State the number of lines that hold "genes" in the records below, with no other words.

------ Data extract

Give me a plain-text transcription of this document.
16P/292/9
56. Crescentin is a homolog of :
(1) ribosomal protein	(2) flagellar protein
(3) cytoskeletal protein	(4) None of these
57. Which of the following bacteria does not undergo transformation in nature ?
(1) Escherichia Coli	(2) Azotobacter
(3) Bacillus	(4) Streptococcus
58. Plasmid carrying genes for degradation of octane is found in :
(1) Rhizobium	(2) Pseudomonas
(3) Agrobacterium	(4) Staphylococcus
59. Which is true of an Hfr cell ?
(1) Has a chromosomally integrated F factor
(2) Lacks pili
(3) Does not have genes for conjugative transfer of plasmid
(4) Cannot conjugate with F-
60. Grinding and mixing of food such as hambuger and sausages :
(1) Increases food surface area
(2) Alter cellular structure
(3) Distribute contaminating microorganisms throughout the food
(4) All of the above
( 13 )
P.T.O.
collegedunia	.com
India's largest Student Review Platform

------------

Solution to the exercise –
2